Goal. Filter for the word "Signature" and keep each matching line.

Records shown.
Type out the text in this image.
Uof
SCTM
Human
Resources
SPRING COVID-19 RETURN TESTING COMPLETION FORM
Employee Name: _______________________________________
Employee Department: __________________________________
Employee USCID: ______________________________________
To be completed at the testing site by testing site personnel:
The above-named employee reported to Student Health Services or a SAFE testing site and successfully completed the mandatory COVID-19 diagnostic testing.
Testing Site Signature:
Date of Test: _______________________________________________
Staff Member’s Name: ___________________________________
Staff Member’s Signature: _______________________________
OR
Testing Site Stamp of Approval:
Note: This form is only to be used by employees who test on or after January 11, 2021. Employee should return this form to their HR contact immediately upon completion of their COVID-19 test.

Result of this exercise.
Testing Site Signature:
Staff Member’s Signature: _______________________________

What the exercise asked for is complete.